== WORK TO BE COMPLETED ==
Make an exact copy of the entries, and keep any pictures out of it.

[Saved data entries]
==================================================

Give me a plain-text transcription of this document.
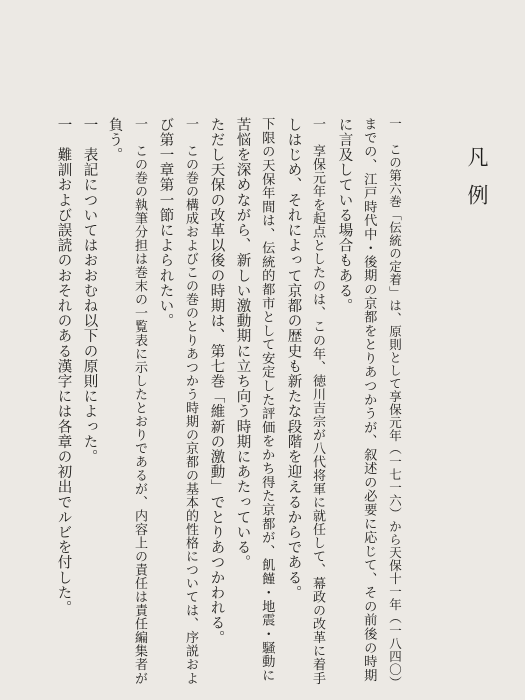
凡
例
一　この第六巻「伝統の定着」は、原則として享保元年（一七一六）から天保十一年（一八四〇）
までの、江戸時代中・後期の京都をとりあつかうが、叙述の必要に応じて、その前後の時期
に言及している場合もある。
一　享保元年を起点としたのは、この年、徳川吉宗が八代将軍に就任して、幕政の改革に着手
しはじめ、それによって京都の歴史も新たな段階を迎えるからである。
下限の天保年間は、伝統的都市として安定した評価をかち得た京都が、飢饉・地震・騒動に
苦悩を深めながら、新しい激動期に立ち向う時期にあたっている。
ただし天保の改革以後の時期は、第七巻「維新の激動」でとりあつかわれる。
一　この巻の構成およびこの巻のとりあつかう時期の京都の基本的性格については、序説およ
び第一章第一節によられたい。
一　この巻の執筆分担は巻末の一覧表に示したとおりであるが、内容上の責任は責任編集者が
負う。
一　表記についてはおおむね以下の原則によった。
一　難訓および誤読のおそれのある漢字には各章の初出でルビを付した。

==================================================

== THE OUTPUT ==
Give me a plain-text transcription of this document.
凡
例
一　この第六巻「伝統の定着」は、原則として享保元年（一七一六）から天保十一年（一八四〇）
までの、江戸時代中・後期の京都をとりあつかうが、叙述の必要に応じて、その前後の時期
に言及している場合もある。
一　享保元年を起点としたのは、この年、徳川吉宗が八代将軍に就任して、幕政の改革に着手
しはじめ、それによって京都の歴史も新たな段階を迎えるからである。
下限の天保年間は、伝統的都市として安定した評価をかち得た京都が、飢饉・地震・騒動に
苦悩を深めながら、新しい激動期に立ち向う時期にあたっている。
ただし天保の改革以後の時期は、第七巻「維新の激動」でとりあつかわれる。
一　この巻の構成およびこの巻のとりあつかう時期の京都の基本的性格については、序説およ
び第一章第一節によられたい。
一　この巻の執筆分担は巻末の一覧表に示したとおりであるが、内容上の責任は責任編集者が
負う。
一　表記についてはおおむね以下の原則によった。
一　難訓および誤読のおそれのある漢字には各章の初出でルビを付した。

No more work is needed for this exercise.